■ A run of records
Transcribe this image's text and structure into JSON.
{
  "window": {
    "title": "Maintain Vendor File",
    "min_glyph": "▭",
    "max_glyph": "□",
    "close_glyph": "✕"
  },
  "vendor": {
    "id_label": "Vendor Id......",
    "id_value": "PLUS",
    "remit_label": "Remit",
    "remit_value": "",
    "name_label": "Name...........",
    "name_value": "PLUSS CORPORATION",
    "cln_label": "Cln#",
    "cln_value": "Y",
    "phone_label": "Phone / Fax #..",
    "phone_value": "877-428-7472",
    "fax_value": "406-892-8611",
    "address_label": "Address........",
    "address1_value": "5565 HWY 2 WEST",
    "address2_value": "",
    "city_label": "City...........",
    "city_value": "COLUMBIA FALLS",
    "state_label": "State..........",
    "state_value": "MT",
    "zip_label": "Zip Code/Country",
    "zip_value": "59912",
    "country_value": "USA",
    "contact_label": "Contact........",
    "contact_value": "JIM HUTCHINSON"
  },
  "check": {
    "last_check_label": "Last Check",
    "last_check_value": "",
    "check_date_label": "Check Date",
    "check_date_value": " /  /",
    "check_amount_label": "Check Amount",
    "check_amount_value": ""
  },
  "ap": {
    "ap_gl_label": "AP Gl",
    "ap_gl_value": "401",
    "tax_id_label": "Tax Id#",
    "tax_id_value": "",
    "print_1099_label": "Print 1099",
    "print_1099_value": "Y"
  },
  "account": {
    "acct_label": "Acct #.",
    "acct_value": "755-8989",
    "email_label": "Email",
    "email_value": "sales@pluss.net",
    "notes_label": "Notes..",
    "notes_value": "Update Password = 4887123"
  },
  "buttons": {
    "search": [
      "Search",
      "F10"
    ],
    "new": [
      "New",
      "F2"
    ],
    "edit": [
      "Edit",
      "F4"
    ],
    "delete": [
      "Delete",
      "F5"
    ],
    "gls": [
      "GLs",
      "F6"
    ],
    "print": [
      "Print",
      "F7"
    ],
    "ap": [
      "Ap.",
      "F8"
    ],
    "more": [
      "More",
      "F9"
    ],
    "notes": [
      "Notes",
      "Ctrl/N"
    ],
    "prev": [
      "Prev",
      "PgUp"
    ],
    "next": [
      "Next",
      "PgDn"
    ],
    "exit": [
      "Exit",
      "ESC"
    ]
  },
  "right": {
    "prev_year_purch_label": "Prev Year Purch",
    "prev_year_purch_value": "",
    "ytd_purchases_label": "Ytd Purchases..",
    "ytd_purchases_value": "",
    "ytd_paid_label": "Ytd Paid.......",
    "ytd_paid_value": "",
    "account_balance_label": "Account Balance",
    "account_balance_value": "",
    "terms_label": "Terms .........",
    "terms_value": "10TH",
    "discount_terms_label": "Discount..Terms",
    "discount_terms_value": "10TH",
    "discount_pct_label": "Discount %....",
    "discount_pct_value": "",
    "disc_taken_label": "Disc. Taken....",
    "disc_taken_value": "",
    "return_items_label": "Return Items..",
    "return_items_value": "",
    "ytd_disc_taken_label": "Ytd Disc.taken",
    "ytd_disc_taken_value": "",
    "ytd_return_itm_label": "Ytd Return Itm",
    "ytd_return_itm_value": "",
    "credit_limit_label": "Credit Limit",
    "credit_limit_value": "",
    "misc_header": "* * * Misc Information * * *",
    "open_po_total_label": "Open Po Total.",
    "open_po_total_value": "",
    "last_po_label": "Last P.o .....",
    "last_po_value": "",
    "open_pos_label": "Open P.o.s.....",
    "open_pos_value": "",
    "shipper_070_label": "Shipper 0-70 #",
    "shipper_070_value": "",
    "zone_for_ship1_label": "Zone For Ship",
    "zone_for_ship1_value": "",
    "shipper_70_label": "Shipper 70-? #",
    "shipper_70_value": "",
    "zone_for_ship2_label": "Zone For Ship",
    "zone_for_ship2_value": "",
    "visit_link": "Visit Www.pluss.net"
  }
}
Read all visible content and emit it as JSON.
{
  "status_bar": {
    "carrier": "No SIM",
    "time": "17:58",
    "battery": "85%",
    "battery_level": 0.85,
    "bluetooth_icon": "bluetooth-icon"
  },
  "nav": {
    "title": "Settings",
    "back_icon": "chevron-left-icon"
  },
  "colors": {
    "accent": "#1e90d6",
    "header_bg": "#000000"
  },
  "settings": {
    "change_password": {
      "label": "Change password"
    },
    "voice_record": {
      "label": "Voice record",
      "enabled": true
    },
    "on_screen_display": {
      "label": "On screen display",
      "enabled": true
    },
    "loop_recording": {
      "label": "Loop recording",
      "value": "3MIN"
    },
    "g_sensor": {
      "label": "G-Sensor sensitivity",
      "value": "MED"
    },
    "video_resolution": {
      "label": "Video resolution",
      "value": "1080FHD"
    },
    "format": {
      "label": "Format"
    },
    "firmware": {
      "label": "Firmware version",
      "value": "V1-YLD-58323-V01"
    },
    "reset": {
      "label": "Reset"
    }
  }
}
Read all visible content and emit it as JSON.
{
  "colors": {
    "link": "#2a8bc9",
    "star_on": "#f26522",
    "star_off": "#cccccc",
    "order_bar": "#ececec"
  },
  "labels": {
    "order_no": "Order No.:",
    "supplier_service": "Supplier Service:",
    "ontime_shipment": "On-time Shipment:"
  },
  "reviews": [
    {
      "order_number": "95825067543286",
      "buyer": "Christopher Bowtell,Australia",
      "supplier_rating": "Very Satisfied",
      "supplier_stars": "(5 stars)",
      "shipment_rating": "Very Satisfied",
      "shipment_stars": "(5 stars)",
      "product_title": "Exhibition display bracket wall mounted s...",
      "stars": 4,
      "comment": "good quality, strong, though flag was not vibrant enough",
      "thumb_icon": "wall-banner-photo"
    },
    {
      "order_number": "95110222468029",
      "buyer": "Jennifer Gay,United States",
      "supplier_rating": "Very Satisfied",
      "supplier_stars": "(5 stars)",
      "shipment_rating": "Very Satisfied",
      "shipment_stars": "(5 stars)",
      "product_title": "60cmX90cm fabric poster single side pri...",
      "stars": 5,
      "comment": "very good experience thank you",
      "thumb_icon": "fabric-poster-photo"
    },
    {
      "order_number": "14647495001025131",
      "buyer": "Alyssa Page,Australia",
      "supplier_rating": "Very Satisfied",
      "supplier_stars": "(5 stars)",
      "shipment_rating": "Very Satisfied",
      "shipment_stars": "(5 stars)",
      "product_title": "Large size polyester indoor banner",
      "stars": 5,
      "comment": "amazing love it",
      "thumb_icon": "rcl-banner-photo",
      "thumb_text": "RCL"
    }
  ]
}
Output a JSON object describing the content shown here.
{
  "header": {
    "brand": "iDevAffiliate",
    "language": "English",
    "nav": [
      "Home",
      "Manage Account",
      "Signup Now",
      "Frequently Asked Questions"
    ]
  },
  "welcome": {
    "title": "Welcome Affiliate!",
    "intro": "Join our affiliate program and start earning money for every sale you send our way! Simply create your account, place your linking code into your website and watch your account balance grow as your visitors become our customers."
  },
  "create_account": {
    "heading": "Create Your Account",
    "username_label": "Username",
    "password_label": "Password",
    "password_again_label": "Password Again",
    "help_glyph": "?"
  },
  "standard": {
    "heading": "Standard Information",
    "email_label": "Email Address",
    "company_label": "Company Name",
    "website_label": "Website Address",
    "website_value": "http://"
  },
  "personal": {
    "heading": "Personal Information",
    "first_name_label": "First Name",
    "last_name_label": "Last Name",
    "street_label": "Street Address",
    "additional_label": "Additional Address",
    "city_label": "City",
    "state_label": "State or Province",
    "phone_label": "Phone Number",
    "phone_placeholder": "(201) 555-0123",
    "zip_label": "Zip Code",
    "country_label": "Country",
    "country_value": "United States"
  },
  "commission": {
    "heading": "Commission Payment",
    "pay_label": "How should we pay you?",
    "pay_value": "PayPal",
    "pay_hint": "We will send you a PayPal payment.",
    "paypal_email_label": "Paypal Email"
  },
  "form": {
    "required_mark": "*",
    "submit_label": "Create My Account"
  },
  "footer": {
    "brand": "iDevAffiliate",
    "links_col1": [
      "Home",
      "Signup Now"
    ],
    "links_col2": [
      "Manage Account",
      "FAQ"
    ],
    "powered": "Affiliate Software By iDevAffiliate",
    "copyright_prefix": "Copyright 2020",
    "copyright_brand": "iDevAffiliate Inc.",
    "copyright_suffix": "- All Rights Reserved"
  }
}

■ Task instructions
Go through the records and pull out each line that includes the word "photo".

■ Solution to this exercise
      "thumb_icon": "wall-banner-photo"
      "thumb_icon": "fabric-poster-photo"
      "thumb_icon": "rcl-banner-photo",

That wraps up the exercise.